[WHAT TO PRODUCE] Output the full material exactly as it appears here.

___ SUPPLIED RECORDS

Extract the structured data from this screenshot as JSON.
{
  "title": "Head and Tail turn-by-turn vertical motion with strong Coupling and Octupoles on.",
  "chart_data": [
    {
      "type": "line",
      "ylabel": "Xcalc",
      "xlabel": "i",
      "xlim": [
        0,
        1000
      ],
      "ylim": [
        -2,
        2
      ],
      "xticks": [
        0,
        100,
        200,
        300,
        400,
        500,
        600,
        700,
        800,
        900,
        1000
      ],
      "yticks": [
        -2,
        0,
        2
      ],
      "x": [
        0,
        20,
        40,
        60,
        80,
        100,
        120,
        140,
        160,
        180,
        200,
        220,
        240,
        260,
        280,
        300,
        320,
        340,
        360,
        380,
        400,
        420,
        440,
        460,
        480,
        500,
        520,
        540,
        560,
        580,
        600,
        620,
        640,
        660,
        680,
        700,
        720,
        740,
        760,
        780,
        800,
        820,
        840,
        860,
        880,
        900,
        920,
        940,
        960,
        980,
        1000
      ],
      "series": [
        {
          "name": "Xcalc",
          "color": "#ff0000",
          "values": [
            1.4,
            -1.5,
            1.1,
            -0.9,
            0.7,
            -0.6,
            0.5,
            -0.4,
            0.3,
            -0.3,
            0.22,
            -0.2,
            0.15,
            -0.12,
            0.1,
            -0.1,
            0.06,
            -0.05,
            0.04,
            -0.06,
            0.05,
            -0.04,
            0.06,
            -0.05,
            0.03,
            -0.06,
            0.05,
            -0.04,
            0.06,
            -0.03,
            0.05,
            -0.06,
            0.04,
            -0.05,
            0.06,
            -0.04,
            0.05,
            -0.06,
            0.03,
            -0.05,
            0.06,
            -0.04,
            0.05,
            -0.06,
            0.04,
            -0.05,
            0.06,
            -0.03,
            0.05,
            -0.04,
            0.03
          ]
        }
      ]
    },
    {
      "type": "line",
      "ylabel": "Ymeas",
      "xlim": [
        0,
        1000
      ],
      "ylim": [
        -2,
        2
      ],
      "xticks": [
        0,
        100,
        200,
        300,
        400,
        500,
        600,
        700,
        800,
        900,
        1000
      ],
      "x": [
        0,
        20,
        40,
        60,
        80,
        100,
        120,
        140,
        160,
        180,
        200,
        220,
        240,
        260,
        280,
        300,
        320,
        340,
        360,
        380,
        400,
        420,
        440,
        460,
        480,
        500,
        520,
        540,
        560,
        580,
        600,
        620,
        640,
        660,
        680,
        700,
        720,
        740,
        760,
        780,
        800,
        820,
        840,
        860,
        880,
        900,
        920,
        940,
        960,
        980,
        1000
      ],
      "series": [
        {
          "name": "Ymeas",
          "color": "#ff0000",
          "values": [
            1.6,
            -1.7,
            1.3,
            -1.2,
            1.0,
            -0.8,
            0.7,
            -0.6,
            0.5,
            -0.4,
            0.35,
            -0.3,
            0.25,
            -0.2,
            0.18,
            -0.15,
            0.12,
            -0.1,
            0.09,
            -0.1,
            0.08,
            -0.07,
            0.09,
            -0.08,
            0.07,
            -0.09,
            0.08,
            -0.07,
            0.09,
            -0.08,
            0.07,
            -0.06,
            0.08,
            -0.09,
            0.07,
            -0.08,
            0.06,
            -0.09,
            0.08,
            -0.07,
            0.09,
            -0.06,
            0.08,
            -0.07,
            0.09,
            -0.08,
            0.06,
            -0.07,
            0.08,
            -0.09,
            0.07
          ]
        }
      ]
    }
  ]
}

______

[FINISHED TASK]
Extract the structured data from this screenshot as JSON.
{
  "title": "Head and Tail turn-by-turn vertical motion with strong Coupling and Octupoles on.",
  "chart_data": [
    {
      "type": "line",
      "ylabel": "Xcalc",
      "xlabel": "i",
      "xlim": [
        0,
        1000
      ],
      "ylim": [
        -2,
        2
      ],
      "xticks": [
        0,
        100,
        200,
        300,
        400,
        500,
        600,
        700,
        800,
        900,
        1000
      ],
      "yticks": [
        -2,
        0,
        2
      ],
      "x": [
        0,
        20,
        40,
        60,
        80,
        100,
        120,
        140,
        160,
        180,
        200,
        220,
        240,
        260,
        280,
        300,
        320,
        340,
        360,
        380,
        400,
        420,
        440,
        460,
        480,
        500,
        520,
        540,
        560,
        580,
        600,
        620,
        640,
        660,
        680,
        700,
        720,
        740,
        760,
        780,
        800,
        820,
        840,
        860,
        880,
        900,
        920,
        940,
        960,
        980,
        1000
      ],
      "series": [
        {
          "name": "Xcalc",
          "color": "#ff0000",
          "values": [
            1.4,
            -1.5,
            1.1,
            -0.9,
            0.7,
            -0.6,
            0.5,
            -0.4,
            0.3,
            -0.3,
            0.22,
            -0.2,
            0.15,
            -0.12,
            0.1,
            -0.1,
            0.06,
            -0.05,
            0.04,
            -0.06,
            0.05,
            -0.04,
            0.06,
            -0.05,
            0.03,
            -0.06,
            0.05,
            -0.04,
            0.06,
            -0.03,
            0.05,
            -0.06,
            0.04,
            -0.05,
            0.06,
            -0.04,
            0.05,
            -0.06,
            0.03,
            -0.05,
            0.06,
            -0.04,
            0.05,
            -0.06,
            0.04,
            -0.05,
            0.06,
            -0.03,
            0.05,
            -0.04,
            0.03
          ]
        }
      ]
    },
    {
      "type": "line",
      "ylabel": "Ymeas",
      "xlim": [
        0,
        1000
      ],
      "ylim": [
        -2,
        2
      ],
      "xticks": [
        0,
        100,
        200,
        300,
        400,
        500,
        600,
        700,
        800,
        900,
        1000
      ],
      "x": [
        0,
        20,
        40,
        60,
        80,
        100,
        120,
        140,
        160,
        180,
        200,
        220,
        240,
        260,
        280,
        300,
        320,
        340,
        360,
        380,
        400,
        420,
        440,
        460,
        480,
        500,
        520,
        540,
        560,
        580,
        600,
        620,
        640,
        660,
        680,
        700,
        720,
        740,
        760,
        780,
        800,
        820,
        840,
        860,
        880,
        900,
        920,
        940,
        960,
        980,
        1000
      ],
      "series": [
        {
          "name": "Ymeas",
          "color": "#ff0000",
          "values": [
            1.6,
            -1.7,
            1.3,
            -1.2,
            1.0,
            -0.8,
            0.7,
            -0.6,
            0.5,
            -0.4,
            0.35,
            -0.3,
            0.25,
            -0.2,
            0.18,
            -0.15,
            0.12,
            -0.1,
            0.09,
            -0.1,
            0.08,
            -0.07,
            0.09,
            -0.08,
            0.07,
            -0.09,
            0.08,
            -0.07,
            0.09,
            -0.08,
            0.07,
            -0.06,
            0.08,
            -0.09,
            0.07,
            -0.08,
            0.06,
            -0.09,
            0.08,
            -0.07,
            0.09,
            -0.06,
            0.08,
            -0.07,
            0.09,
            -0.08,
            0.06,
            -0.07,
            0.08,
            -0.09,
            0.07
          ]
        }
      ]
    }
  ]
}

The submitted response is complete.